Work task: Across all entries below, how many lines include "phase"? Only the number, please.

---------- Input material ----------

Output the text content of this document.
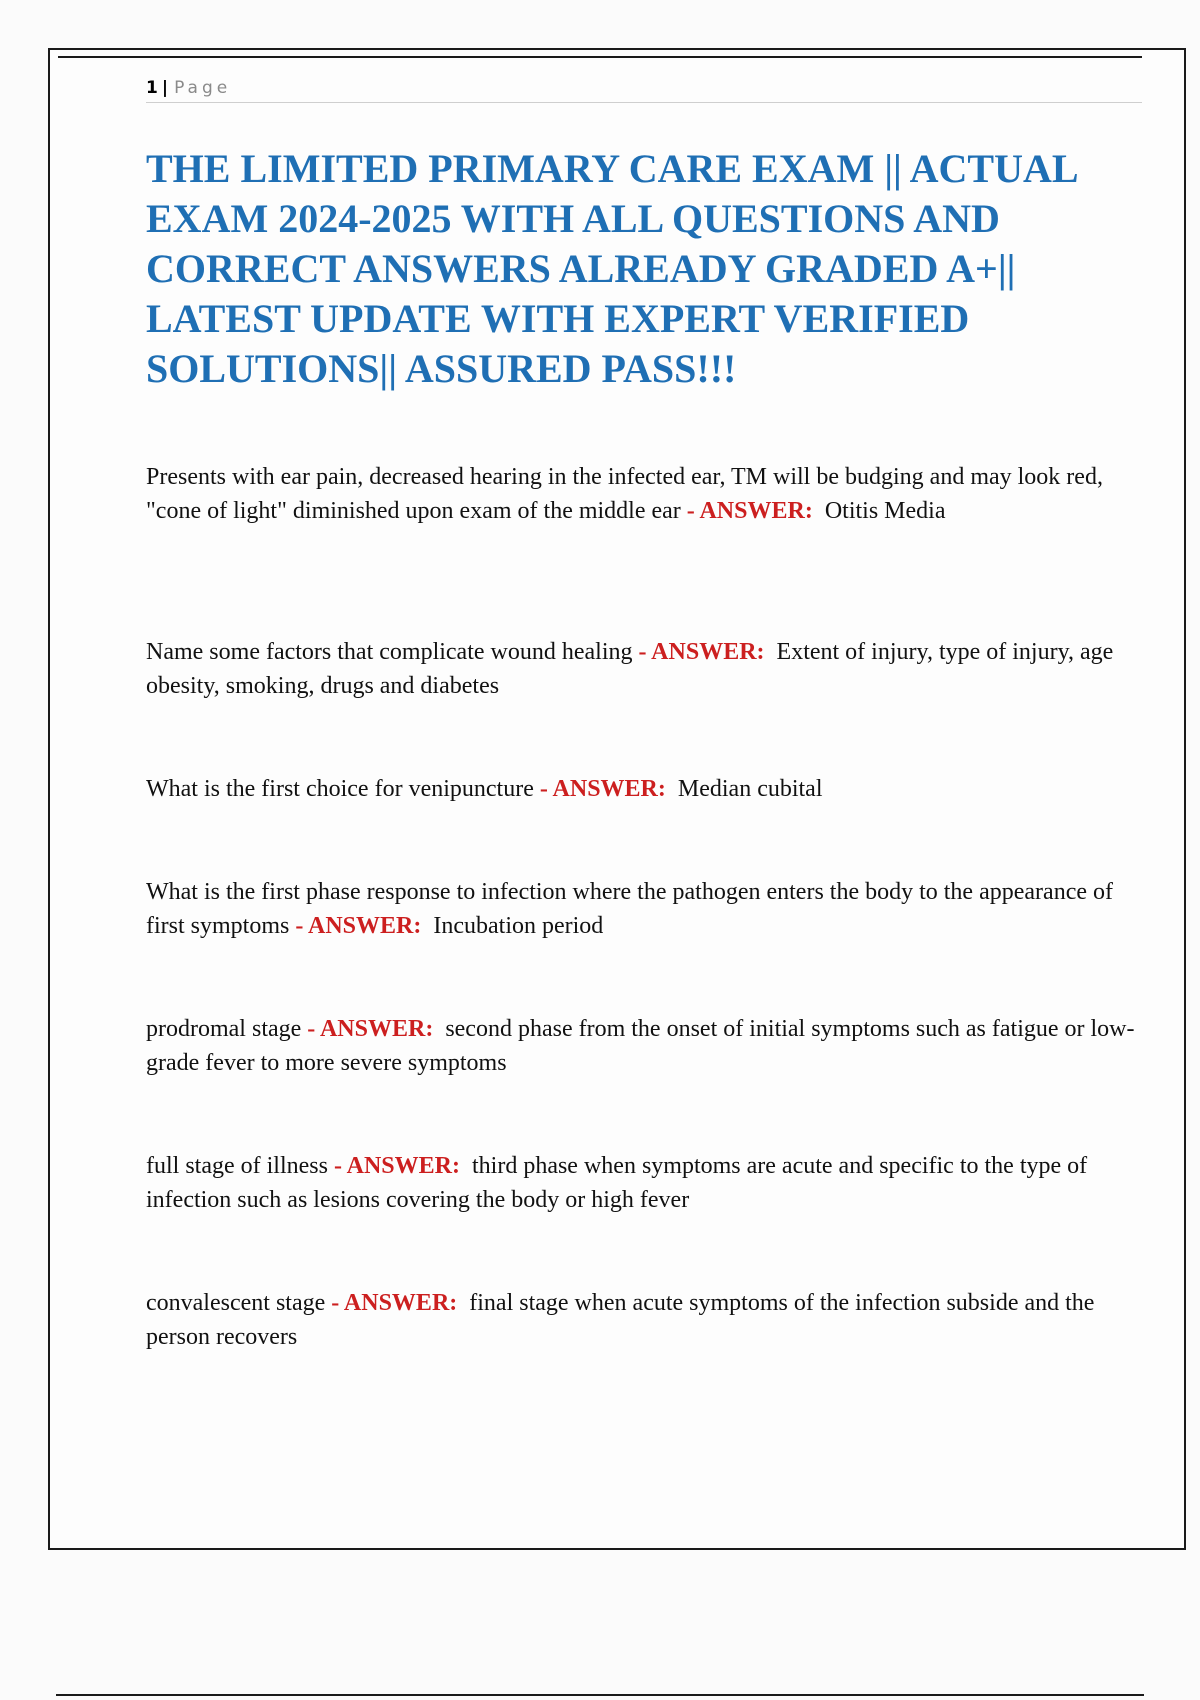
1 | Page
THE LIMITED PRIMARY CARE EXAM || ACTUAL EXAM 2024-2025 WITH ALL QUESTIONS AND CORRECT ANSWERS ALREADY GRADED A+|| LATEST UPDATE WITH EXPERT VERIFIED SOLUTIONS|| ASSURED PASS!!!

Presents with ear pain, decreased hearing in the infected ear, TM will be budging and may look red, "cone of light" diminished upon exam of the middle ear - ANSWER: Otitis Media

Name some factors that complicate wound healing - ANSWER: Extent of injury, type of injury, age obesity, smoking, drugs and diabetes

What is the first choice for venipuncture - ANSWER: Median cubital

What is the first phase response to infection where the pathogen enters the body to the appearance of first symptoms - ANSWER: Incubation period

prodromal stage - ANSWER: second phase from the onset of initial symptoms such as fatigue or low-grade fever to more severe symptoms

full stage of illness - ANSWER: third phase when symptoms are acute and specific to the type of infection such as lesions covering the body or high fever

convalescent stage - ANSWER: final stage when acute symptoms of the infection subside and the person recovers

----------
---------- Input material ----------

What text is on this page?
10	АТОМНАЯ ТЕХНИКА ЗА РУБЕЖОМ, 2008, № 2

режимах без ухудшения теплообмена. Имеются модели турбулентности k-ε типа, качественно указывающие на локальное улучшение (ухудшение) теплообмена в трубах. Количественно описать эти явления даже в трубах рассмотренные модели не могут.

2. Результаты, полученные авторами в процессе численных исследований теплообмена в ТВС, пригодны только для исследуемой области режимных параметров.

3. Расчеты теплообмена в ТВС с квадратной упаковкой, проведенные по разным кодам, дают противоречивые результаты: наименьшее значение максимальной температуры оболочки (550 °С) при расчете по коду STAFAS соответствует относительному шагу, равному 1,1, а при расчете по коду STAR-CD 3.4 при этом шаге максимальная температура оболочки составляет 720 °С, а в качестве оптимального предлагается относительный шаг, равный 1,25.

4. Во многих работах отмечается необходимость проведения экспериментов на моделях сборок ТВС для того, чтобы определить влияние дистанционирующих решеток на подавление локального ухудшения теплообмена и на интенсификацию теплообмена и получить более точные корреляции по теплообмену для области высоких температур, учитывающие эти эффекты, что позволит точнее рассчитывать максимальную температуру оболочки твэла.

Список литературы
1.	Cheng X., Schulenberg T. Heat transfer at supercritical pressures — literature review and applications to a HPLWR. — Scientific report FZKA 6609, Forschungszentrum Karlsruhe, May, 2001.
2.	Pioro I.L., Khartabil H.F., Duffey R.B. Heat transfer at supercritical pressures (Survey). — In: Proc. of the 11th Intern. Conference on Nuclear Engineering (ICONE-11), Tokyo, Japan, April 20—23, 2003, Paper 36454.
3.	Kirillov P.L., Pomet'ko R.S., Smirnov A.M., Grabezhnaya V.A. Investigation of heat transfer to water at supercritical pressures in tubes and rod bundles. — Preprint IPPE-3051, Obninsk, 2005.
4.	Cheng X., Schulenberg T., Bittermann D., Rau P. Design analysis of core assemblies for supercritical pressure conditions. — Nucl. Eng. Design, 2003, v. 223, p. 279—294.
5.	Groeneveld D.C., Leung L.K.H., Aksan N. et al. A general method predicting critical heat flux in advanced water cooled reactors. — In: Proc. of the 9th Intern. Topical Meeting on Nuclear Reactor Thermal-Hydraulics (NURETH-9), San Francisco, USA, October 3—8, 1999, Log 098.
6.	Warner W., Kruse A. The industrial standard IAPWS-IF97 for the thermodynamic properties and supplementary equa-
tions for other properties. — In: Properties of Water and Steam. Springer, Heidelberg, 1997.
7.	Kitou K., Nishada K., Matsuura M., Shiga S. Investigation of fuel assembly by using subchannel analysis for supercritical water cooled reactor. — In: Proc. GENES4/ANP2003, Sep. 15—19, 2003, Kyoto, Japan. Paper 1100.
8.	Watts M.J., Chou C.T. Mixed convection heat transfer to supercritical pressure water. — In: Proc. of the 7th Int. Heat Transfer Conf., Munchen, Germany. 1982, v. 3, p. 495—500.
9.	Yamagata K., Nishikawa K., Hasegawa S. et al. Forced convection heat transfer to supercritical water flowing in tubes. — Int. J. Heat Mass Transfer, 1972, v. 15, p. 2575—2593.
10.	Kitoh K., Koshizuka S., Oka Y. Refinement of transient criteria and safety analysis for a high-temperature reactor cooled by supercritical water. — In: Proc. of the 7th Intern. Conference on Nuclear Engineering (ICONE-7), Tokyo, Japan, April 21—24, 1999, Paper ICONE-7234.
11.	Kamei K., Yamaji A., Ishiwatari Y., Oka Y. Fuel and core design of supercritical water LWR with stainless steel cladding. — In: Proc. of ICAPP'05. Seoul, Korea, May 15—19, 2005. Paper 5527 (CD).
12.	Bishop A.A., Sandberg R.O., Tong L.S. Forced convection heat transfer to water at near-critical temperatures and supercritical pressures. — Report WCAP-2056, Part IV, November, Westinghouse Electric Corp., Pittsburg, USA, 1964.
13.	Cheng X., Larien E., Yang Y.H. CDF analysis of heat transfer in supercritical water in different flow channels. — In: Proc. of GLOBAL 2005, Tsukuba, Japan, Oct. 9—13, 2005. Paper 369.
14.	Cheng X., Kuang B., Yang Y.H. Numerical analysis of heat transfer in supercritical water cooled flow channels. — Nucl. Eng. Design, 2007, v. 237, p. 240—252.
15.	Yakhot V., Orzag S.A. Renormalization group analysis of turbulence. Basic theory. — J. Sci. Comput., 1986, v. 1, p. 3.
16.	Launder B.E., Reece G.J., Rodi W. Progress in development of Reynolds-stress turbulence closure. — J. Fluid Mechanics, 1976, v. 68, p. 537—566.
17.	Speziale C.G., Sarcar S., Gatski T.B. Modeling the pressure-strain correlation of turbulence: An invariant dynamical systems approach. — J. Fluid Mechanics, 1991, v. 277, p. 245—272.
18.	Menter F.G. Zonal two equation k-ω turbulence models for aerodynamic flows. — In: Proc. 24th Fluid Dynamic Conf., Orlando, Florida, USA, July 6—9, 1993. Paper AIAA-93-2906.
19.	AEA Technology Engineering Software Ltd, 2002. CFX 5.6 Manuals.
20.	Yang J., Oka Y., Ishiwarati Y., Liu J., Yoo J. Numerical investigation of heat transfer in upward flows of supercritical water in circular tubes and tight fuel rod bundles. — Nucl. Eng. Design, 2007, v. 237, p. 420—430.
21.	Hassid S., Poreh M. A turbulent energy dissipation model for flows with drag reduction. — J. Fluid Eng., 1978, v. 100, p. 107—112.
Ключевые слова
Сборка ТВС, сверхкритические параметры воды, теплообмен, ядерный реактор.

----------

Response area: 3